__Requirements__
Keep only the lines where "this" appears.

__Data shown__

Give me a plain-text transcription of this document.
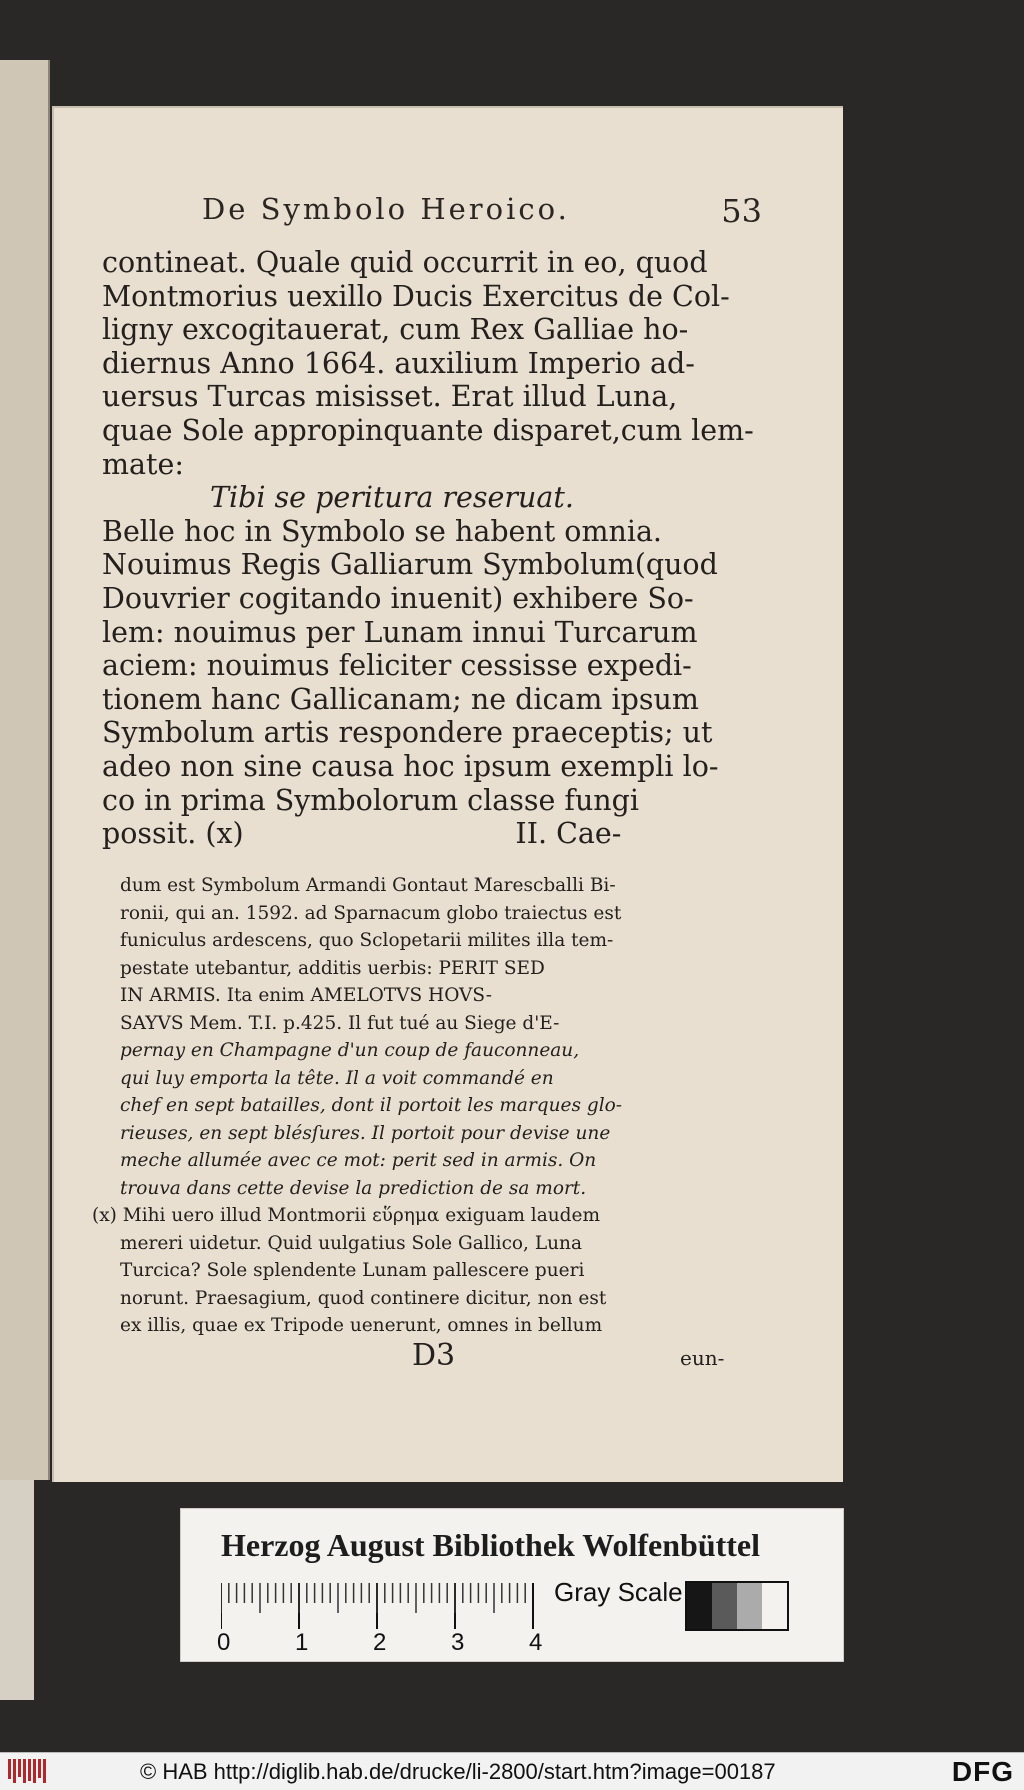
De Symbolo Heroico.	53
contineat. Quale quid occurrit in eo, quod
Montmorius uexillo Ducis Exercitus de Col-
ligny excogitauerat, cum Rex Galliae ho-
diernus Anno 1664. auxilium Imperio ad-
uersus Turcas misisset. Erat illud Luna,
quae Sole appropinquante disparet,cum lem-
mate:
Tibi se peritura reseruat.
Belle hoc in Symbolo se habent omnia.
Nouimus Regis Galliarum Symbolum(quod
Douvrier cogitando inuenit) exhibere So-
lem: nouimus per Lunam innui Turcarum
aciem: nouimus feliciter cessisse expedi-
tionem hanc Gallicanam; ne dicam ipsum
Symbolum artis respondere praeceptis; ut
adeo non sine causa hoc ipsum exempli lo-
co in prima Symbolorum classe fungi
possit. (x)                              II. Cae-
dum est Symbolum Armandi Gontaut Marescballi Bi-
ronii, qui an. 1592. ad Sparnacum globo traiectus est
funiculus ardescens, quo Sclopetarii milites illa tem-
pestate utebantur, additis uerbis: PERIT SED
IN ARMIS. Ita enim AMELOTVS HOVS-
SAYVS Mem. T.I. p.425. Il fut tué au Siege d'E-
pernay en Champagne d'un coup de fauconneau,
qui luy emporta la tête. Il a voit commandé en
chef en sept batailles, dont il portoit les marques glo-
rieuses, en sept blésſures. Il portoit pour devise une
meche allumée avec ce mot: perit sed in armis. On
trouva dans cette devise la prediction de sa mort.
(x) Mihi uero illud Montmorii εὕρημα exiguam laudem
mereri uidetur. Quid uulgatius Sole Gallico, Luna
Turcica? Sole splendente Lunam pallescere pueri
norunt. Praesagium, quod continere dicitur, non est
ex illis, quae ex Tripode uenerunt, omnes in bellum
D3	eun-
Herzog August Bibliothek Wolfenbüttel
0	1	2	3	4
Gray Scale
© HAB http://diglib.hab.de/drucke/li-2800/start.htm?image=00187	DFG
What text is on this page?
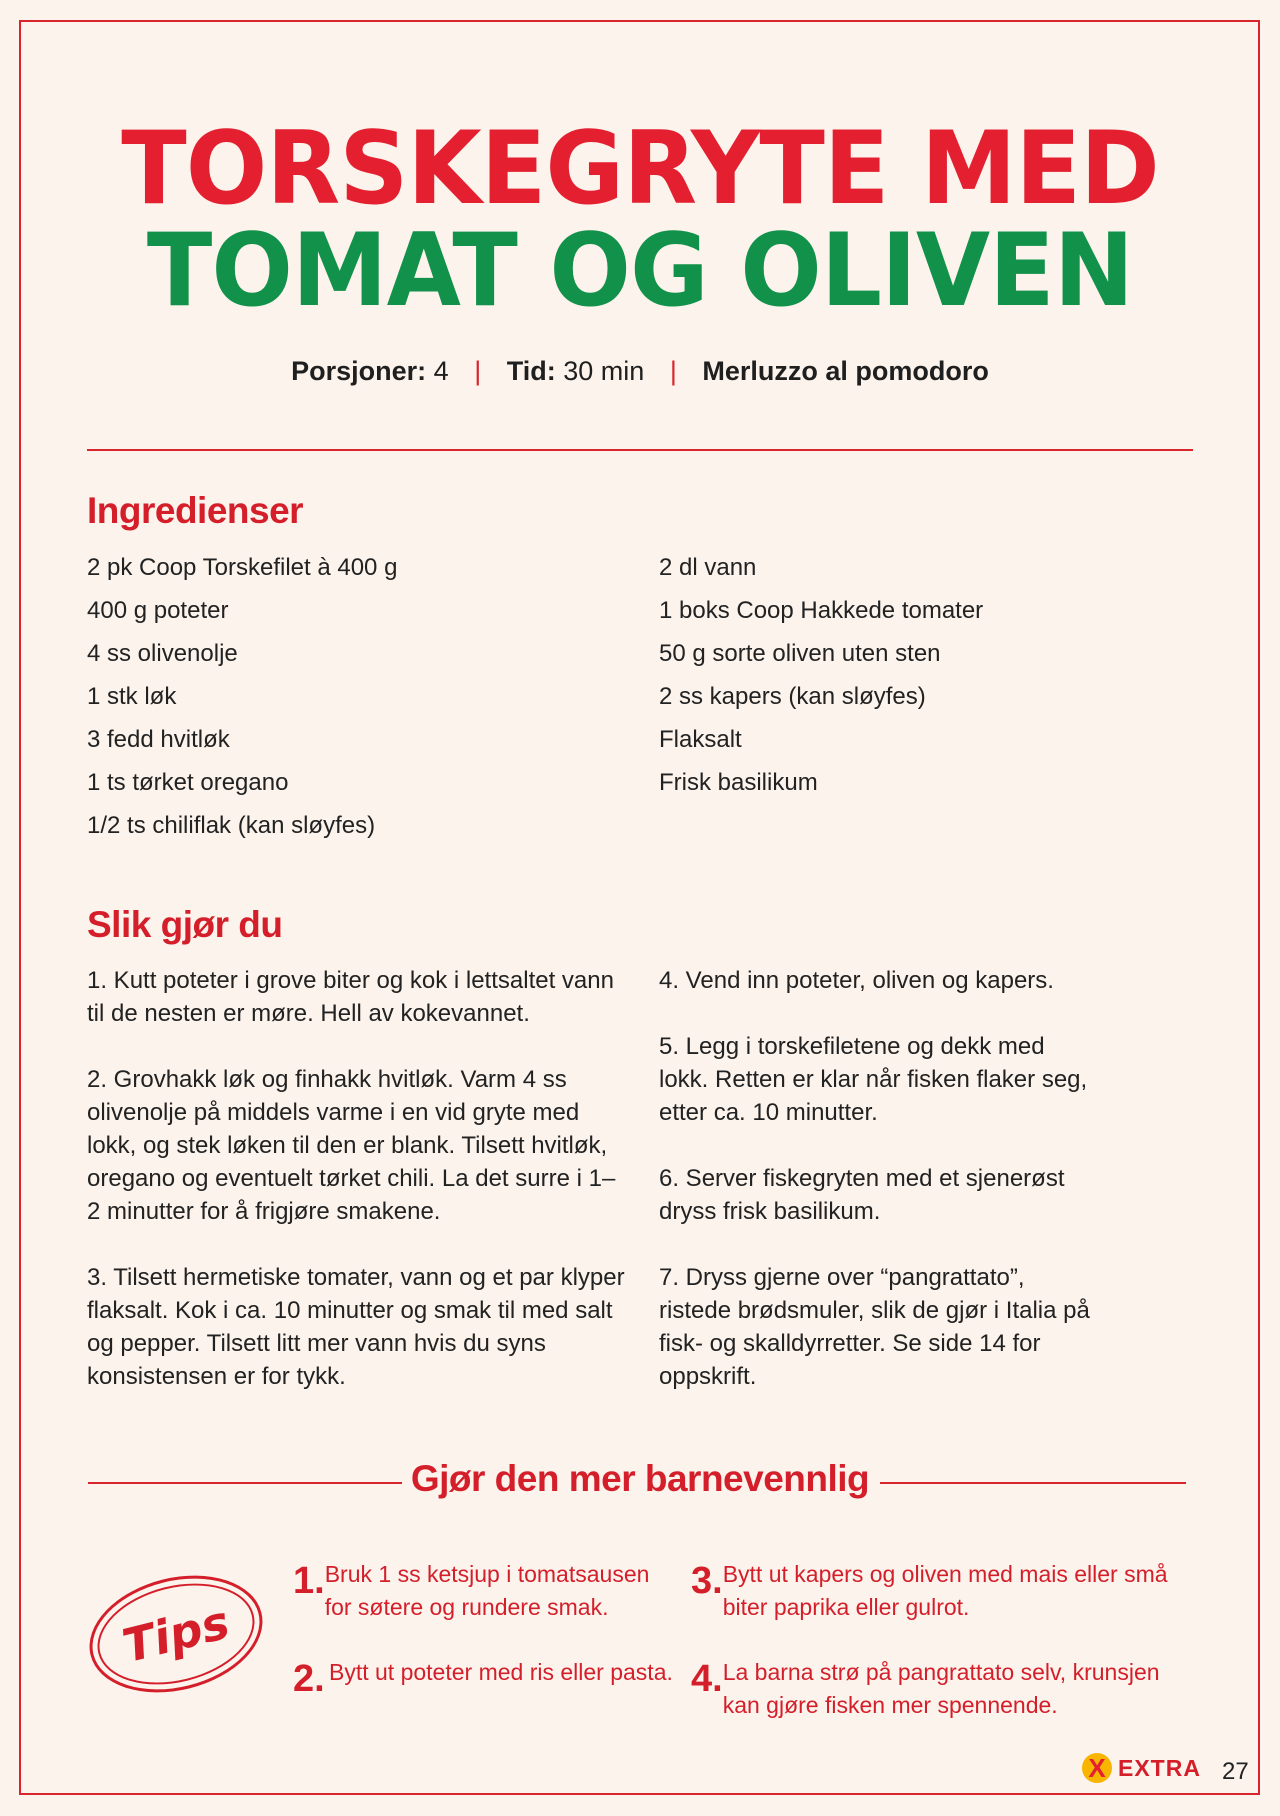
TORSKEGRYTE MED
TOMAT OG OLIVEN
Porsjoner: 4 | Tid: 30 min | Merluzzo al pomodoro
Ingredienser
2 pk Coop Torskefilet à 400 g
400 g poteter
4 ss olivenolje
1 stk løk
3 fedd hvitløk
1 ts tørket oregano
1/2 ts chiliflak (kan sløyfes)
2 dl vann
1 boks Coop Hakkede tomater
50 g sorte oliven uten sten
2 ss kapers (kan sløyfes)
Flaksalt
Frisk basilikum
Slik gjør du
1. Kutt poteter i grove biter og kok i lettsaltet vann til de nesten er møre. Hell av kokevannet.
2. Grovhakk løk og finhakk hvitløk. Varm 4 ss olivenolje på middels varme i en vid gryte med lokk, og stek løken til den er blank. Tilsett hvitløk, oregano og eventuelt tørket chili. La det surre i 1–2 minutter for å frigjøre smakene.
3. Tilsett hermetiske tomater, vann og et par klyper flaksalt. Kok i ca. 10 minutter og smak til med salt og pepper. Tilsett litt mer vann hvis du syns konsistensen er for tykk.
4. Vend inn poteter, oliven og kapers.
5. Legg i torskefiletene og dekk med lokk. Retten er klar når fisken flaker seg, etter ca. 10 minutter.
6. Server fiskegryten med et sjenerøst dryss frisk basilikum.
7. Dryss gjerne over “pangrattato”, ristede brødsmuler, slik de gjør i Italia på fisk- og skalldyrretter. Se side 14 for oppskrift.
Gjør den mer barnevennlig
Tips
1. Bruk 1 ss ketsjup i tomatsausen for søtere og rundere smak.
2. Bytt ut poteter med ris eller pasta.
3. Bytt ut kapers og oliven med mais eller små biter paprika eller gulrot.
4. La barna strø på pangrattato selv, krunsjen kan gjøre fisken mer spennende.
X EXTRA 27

__Solved exercise__
Give me a plain-text transcription of this document.
What text is on this page?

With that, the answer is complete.